Search the data for the string "title" and extract every line where it appears.
### Raw records
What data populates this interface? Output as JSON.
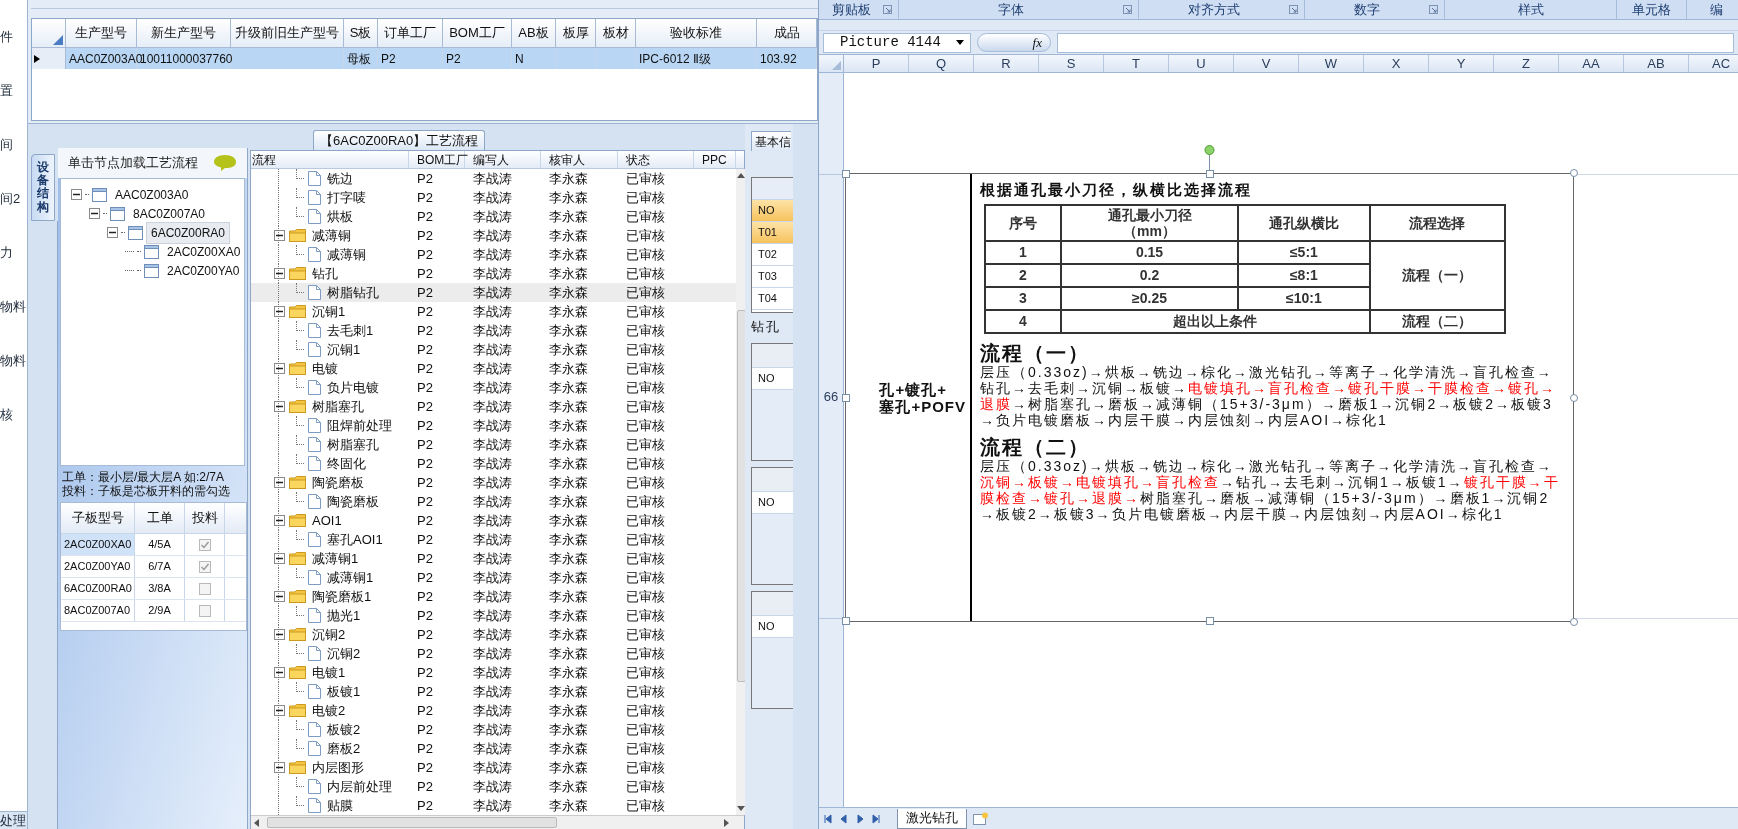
{
  "nav": {
    "items": [
      {
        "label": "件"
      },
      {
        "label": "置"
      },
      {
        "label": "间"
      },
      {
        "label": "间2"
      },
      {
        "label": "力"
      },
      {
        "label": "物料"
      },
      {
        "label": "物料"
      },
      {
        "label": "核"
      }
    ],
    "footer": "处理"
  },
  "order_grid": {
    "columns": [
      "生产型号",
      "新生产型号",
      "升级前旧生产型号",
      "S板",
      "订单工厂",
      "BOM工厂",
      "AB板",
      "板厚",
      "板材",
      "验收标准",
      "成品"
    ],
    "rows": [
      {
        "selected": true,
        "cells": [
          {
            "text": "AAC0Z003A0"
          },
          {
            "text": "10011000037760"
          },
          {},
          {
            "text": "母板"
          },
          {
            "text": "P2"
          },
          {
            "text": "P2"
          },
          {
            "text": "N"
          },
          {},
          {},
          {
            "text": "IPC-6012 Ⅱ级"
          },
          {
            "text": "103.92"
          }
        ]
      }
    ]
  },
  "structure_panel": {
    "tab": "设备结构",
    "hint": "单击节点加载工艺流程",
    "tree": [
      {
        "label": "AAC0Z003A0",
        "selected": false,
        "expanded": true,
        "children": [
          {
            "label": "8AC0Z007A0",
            "selected": false,
            "expanded": true,
            "children": [
              {
                "label": "6AC0Z00RA0",
                "selected": true,
                "expanded": true,
                "children": [
                  {
                    "label": "2AC0Z00XA0",
                    "selected": false
                  },
                  {
                    "label": "2AC0Z00YA0",
                    "selected": false
                  }
                ]
              }
            ]
          }
        ]
      }
    ],
    "notes": [
      "工单：最小层/最大层A 如:2/7A",
      "投料：子板是芯板开料的需勾选"
    ],
    "sub_boards": {
      "columns": [
        "子板型号",
        "工单",
        "投料"
      ],
      "rows": [
        {
          "model": "2AC0Z00XA0",
          "order": "4/5A",
          "checked": true,
          "selected": true
        },
        {
          "model": "2AC0Z00YA0",
          "order": "6/7A",
          "checked": true,
          "selected": false
        },
        {
          "model": "6AC0Z00RA0",
          "order": "3/8A",
          "checked": false,
          "selected": false
        },
        {
          "model": "8AC0Z007A0",
          "order": "2/9A",
          "checked": false,
          "selected": false
        }
      ]
    }
  },
  "process": {
    "title": "【6AC0Z00RA0】工艺流程",
    "columns": [
      "流程",
      "BOM工厂",
      "编写人",
      "核审人",
      "状态",
      "PPC"
    ],
    "rows": [
      {
        "children": [
          {
            "label": "铣边",
            "bom": "P2",
            "writer": "李战涛",
            "reviewer": "李永森",
            "status": "已审核",
            "selected": false
          },
          {
            "label": "打字唛",
            "bom": "P2",
            "writer": "李战涛",
            "reviewer": "李永森",
            "status": "已审核",
            "selected": false
          },
          {
            "label": "烘板",
            "bom": "P2",
            "writer": "李战涛",
            "reviewer": "李永森",
            "status": "已审核",
            "selected": false
          }
        ]
      },
      {
        "label": "减薄铜",
        "bom": "P2",
        "writer": "李战涛",
        "reviewer": "李永森",
        "status": "已审核",
        "selected": false,
        "expanded": true,
        "children": [
          {
            "label": "减薄铜",
            "bom": "P2",
            "writer": "李战涛",
            "reviewer": "李永森",
            "status": "已审核",
            "selected": false
          }
        ]
      },
      {
        "label": "钻孔",
        "bom": "P2",
        "writer": "李战涛",
        "reviewer": "李永森",
        "status": "已审核",
        "selected": false,
        "expanded": true,
        "children": [
          {
            "label": "树脂钻孔",
            "bom": "P2",
            "writer": "李战涛",
            "reviewer": "李永森",
            "status": "已审核",
            "selected": true
          }
        ]
      },
      {
        "label": "沉铜1",
        "bom": "P2",
        "writer": "李战涛",
        "reviewer": "李永森",
        "status": "已审核",
        "selected": false,
        "expanded": true,
        "children": [
          {
            "label": "去毛刺1",
            "bom": "P2",
            "writer": "李战涛",
            "reviewer": "李永森",
            "status": "已审核",
            "selected": false
          },
          {
            "label": "沉铜1",
            "bom": "P2",
            "writer": "李战涛",
            "reviewer": "李永森",
            "status": "已审核",
            "selected": false
          }
        ]
      },
      {
        "label": "电镀",
        "bom": "P2",
        "writer": "李战涛",
        "reviewer": "李永森",
        "status": "已审核",
        "selected": false,
        "expanded": true,
        "children": [
          {
            "label": "负片电镀",
            "bom": "P2",
            "writer": "李战涛",
            "reviewer": "李永森",
            "status": "已审核",
            "selected": false
          }
        ]
      },
      {
        "label": "树脂塞孔",
        "bom": "P2",
        "writer": "李战涛",
        "reviewer": "李永森",
        "status": "已审核",
        "selected": false,
        "expanded": true,
        "children": [
          {
            "label": "阻焊前处理",
            "bom": "P2",
            "writer": "李战涛",
            "reviewer": "李永森",
            "status": "已审核",
            "selected": false
          },
          {
            "label": "树脂塞孔",
            "bom": "P2",
            "writer": "李战涛",
            "reviewer": "李永森",
            "status": "已审核",
            "selected": false
          },
          {
            "label": "终固化",
            "bom": "P2",
            "writer": "李战涛",
            "reviewer": "李永森",
            "status": "已审核",
            "selected": false
          }
        ]
      },
      {
        "label": "陶瓷磨板",
        "bom": "P2",
        "writer": "李战涛",
        "reviewer": "李永森",
        "status": "已审核",
        "selected": false,
        "expanded": true,
        "children": [
          {
            "label": "陶瓷磨板",
            "bom": "P2",
            "writer": "李战涛",
            "reviewer": "李永森",
            "status": "已审核",
            "selected": false
          }
        ]
      },
      {
        "label": "AOI1",
        "bom": "P2",
        "writer": "李战涛",
        "reviewer": "李永森",
        "status": "已审核",
        "selected": false,
        "expanded": true,
        "children": [
          {
            "label": "塞孔AOI1",
            "bom": "P2",
            "writer": "李战涛",
            "reviewer": "李永森",
            "status": "已审核",
            "selected": false
          }
        ]
      },
      {
        "label": "减薄铜1",
        "bom": "P2",
        "writer": "李战涛",
        "reviewer": "李永森",
        "status": "已审核",
        "selected": false,
        "expanded": true,
        "children": [
          {
            "label": "减薄铜1",
            "bom": "P2",
            "writer": "李战涛",
            "reviewer": "李永森",
            "status": "已审核",
            "selected": false
          }
        ]
      },
      {
        "label": "陶瓷磨板1",
        "bom": "P2",
        "writer": "李战涛",
        "reviewer": "李永森",
        "status": "已审核",
        "selected": false,
        "expanded": true,
        "children": [
          {
            "label": "抛光1",
            "bom": "P2",
            "writer": "李战涛",
            "reviewer": "李永森",
            "status": "已审核",
            "selected": false
          }
        ]
      },
      {
        "label": "沉铜2",
        "bom": "P2",
        "writer": "李战涛",
        "reviewer": "李永森",
        "status": "已审核",
        "selected": false,
        "expanded": true,
        "children": [
          {
            "label": "沉铜2",
            "bom": "P2",
            "writer": "李战涛",
            "reviewer": "李永森",
            "status": "已审核",
            "selected": false
          }
        ]
      },
      {
        "label": "电镀1",
        "bom": "P2",
        "writer": "李战涛",
        "reviewer": "李永森",
        "status": "已审核",
        "selected": false,
        "expanded": true,
        "children": [
          {
            "label": "板镀1",
            "bom": "P2",
            "writer": "李战涛",
            "reviewer": "李永森",
            "status": "已审核",
            "selected": false
          }
        ]
      },
      {
        "label": "电镀2",
        "bom": "P2",
        "writer": "李战涛",
        "reviewer": "李永森",
        "status": "已审核",
        "selected": false,
        "expanded": true,
        "children": [
          {
            "label": "板镀2",
            "bom": "P2",
            "writer": "李战涛",
            "reviewer": "李永森",
            "status": "已审核",
            "selected": false
          },
          {
            "label": "磨板2",
            "bom": "P2",
            "writer": "李战涛",
            "reviewer": "李永森",
            "status": "已审核",
            "selected": false
          }
        ]
      },
      {
        "label": "内层图形",
        "bom": "P2",
        "writer": "李战涛",
        "reviewer": "李永森",
        "status": "已审核",
        "selected": false,
        "expanded": true,
        "children": [
          {
            "label": "内层前处理",
            "bom": "P2",
            "writer": "李战涛",
            "reviewer": "李永森",
            "status": "已审核",
            "selected": false
          },
          {
            "label": "贴膜",
            "bom": "P2",
            "writer": "李战涛",
            "reviewer": "李永森",
            "status": "已审核",
            "selected": false
          }
        ]
      }
    ]
  },
  "side_panel": {
    "tab": "基本信",
    "drill_grid": {
      "header": "NO",
      "rows": [
        {
          "label": "T01",
          "selected": true
        },
        {
          "label": "T02",
          "selected": false
        },
        {
          "label": "T03",
          "selected": false
        },
        {
          "label": "T04",
          "selected": false
        }
      ]
    },
    "section_label": "钻孔",
    "sub_grids": [
      {
        "header": "NO"
      },
      {
        "header": "NO"
      },
      {
        "header": "NO"
      }
    ]
  },
  "spreadsheet": {
    "ribbon_groups": [
      {
        "label": "剪贴板",
        "launcher": true
      },
      {
        "label": "字体",
        "launcher": true
      },
      {
        "label": "对齐方式",
        "launcher": true
      },
      {
        "label": "数字",
        "launcher": true
      },
      {
        "label": "样式",
        "launcher": false
      },
      {
        "label": "单元格",
        "launcher": false
      },
      {
        "label": "编",
        "launcher": false
      }
    ],
    "name_box": "Picture 4144",
    "function_button": "fx",
    "columns": [
      "P",
      "Q",
      "R",
      "S",
      "T",
      "U",
      "V",
      "W",
      "X",
      "Y",
      "Z",
      "AA",
      "AB",
      "AC"
    ],
    "row_number": "66",
    "picture": {
      "cell_lines": [
        "孔+镀孔+",
        "塞孔+POFV"
      ],
      "title": "根据通孔最小刀径，纵横比选择流程",
      "table": {
        "columns": [
          "序号",
          "通孔最小刀径（mm）",
          "通孔纵横比",
          "流程选择"
        ],
        "rows": [
          {
            "no": "1",
            "diameter": "0.15",
            "ratio": "≤5:1"
          },
          {
            "no": "2",
            "diameter": "0.2",
            "ratio": "≤8:1"
          },
          {
            "no": "3",
            "diameter": "≥0.25",
            "ratio": "≤10:1"
          }
        ],
        "group_choice": "流程（一）",
        "last_row": {
          "no": "4",
          "condition": "超出以上条件",
          "choice": "流程（二）"
        }
      },
      "flows": [
        {
          "heading": "流程（一）",
          "segments": [
            {
              "text": "层压（0.33oz)→烘板→铣边→棕化→激光钻孔→等离子→化学清洗→盲孔检查→钻孔→去毛刺→沉铜→板镀→",
              "marked": false
            },
            {
              "text": "电镀填孔→盲孔检查→镀孔干膜→干膜检查→镀孔→退膜",
              "marked": true
            },
            {
              "text": "→树脂塞孔→磨板→减薄铜（15+3/-3μm）→磨板1→沉铜2→板镀2→板镀3→负片电镀磨板→内层干膜→内层蚀刻→内层AOI→棕化1",
              "marked": false
            }
          ]
        },
        {
          "heading": "流程（二）",
          "segments": [
            {
              "text": "层压（0.33oz)→烘板→铣边→棕化→激光钻孔→等离子→化学清洗→盲孔检查→",
              "marked": false
            },
            {
              "text": "沉铜→板镀→电镀填孔→盲孔检查",
              "marked": true
            },
            {
              "text": "→钻孔→去毛刺→沉铜1→板镀1→",
              "marked": false
            },
            {
              "text": "镀孔干膜→干膜检查→镀孔→退膜→",
              "marked": true
            },
            {
              "text": "树脂塞孔→磨板→减薄铜（15+3/-3μm）→磨板1→沉铜2→板镀2→板镀3→负片电镀磨板→内层干膜→内层蚀刻→内层AOI→棕化1",
              "marked": false
            }
          ]
        }
      ]
    },
    "sheet_tabs": [
      {
        "label": "激光钻孔",
        "selected": true
      }
    ]
  }
}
######
Solution to this task:
    "title": "【6AC0Z00RA0】工艺流程",
      "title": "根据通孔最小刀径，纵横比选择流程",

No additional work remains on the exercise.